Which lines contain the word "electro"? Return each of them as written.

***** Material for this exercise *****

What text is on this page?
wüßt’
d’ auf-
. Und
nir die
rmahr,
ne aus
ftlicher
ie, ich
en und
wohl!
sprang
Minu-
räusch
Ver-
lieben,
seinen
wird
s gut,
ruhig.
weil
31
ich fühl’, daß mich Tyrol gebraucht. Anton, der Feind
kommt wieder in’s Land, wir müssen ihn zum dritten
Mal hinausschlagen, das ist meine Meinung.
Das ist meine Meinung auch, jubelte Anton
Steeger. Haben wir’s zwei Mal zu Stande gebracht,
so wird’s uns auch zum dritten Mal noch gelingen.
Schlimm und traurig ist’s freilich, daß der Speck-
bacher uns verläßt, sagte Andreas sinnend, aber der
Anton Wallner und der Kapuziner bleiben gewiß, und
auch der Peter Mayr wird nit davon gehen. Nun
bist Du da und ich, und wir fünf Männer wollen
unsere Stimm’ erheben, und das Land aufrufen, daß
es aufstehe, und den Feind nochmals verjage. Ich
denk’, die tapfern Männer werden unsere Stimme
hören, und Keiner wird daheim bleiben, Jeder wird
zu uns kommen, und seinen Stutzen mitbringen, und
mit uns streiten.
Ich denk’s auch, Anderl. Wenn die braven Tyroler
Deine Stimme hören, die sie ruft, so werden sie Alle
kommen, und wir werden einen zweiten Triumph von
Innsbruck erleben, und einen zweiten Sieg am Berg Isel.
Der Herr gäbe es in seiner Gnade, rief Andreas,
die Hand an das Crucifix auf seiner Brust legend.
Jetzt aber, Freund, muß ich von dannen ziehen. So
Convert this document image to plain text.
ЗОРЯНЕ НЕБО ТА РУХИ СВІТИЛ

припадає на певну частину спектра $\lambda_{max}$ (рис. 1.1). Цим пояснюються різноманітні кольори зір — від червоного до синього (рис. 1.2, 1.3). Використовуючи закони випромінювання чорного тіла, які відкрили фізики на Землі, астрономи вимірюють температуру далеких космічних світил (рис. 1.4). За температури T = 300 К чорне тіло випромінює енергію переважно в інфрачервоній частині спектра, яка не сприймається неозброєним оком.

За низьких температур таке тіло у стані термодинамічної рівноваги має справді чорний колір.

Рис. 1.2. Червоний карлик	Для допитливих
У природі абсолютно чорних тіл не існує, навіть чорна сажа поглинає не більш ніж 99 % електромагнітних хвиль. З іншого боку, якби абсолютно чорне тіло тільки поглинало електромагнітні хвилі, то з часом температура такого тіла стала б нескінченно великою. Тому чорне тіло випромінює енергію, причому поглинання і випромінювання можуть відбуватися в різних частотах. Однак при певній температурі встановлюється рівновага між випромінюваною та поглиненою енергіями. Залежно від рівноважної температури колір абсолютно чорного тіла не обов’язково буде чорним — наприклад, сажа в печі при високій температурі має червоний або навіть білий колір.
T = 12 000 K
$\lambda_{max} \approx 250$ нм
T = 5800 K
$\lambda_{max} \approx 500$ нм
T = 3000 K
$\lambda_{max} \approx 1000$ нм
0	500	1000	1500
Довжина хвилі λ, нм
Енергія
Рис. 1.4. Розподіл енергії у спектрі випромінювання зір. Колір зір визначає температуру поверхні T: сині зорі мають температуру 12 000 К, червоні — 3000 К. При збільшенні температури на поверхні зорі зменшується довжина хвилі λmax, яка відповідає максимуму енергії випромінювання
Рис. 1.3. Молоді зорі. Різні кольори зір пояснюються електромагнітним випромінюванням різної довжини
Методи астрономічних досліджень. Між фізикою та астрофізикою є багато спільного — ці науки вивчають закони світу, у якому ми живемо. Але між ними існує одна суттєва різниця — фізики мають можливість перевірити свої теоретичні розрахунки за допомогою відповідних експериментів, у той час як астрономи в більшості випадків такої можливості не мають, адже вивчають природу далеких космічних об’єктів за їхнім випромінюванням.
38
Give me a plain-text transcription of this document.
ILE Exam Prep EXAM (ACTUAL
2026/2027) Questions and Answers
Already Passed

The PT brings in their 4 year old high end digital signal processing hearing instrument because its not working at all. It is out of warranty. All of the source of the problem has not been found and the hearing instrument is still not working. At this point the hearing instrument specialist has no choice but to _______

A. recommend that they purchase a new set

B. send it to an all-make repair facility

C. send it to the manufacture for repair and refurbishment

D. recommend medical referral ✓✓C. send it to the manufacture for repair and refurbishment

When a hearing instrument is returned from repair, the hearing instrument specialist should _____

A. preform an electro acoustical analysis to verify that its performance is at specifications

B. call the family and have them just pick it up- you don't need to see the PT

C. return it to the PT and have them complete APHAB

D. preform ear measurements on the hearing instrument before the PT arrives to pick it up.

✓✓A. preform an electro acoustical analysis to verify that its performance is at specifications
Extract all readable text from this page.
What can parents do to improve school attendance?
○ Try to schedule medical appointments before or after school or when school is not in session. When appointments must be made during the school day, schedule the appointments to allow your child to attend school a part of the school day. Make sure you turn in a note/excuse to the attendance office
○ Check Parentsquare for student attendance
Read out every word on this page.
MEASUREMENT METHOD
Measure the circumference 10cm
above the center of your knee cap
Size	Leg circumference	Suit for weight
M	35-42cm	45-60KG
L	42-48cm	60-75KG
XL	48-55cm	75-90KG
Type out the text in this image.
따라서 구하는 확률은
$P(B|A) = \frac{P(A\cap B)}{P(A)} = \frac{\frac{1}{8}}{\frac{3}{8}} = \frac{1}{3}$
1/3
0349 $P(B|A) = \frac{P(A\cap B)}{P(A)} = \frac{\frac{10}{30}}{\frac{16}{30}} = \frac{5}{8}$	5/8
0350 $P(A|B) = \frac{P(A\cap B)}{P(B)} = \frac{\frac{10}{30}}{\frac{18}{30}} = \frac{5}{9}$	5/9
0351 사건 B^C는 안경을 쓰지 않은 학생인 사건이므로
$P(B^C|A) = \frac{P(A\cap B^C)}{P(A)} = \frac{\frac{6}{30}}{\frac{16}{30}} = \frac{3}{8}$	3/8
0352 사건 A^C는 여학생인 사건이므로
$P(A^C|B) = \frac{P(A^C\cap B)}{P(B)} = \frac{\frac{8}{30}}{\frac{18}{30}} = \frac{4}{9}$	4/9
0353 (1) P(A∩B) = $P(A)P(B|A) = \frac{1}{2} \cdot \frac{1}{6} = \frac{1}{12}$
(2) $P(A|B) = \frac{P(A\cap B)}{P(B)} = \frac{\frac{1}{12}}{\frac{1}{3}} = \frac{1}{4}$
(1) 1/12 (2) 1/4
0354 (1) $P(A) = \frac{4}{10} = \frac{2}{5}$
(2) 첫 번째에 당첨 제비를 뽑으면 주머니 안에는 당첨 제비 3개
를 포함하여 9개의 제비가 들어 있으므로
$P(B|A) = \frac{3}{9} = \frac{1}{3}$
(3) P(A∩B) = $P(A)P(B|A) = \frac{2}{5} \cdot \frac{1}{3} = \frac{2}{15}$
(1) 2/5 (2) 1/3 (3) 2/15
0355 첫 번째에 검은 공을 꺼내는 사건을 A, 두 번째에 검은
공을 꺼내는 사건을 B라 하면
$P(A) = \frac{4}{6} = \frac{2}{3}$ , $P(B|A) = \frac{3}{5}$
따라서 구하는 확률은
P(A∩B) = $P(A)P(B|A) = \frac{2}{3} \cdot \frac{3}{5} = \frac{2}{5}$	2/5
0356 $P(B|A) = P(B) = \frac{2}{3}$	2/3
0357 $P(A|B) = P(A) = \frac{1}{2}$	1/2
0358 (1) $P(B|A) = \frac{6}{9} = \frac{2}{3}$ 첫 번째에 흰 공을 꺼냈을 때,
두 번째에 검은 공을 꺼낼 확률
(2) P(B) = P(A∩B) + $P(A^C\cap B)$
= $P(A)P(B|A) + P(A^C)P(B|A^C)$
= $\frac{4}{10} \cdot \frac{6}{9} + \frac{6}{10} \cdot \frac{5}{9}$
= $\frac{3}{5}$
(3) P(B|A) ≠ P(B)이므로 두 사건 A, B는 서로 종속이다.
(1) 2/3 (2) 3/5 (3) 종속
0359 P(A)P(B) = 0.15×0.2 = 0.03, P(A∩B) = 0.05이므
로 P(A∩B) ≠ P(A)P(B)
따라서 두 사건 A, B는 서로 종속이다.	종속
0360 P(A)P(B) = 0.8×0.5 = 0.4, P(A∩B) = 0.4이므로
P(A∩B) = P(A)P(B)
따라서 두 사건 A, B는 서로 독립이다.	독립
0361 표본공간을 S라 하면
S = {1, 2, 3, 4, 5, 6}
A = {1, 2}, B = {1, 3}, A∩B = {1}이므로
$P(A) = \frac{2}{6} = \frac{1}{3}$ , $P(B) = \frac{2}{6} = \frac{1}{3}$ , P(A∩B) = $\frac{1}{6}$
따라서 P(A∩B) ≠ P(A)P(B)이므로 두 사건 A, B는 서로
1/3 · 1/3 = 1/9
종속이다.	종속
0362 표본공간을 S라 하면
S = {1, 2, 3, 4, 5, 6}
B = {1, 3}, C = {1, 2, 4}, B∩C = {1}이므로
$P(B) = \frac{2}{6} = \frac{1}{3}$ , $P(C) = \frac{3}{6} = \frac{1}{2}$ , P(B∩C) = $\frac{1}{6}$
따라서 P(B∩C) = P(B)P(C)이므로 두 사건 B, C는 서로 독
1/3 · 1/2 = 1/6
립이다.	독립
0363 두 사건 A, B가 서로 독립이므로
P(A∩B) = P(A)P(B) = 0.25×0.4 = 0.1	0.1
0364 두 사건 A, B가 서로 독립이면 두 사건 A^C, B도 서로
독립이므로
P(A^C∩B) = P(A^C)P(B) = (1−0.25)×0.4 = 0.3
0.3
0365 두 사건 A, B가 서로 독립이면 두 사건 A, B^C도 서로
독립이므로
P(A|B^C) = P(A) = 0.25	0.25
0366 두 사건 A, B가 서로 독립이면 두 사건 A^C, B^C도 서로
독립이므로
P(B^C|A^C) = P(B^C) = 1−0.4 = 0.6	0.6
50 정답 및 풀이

*****

**Finished exercise**
A. preform an electro acoustical analysis to verify that its performance is at specifications
✓✓A. preform an electro acoustical analysis to verify that its performance is at specifications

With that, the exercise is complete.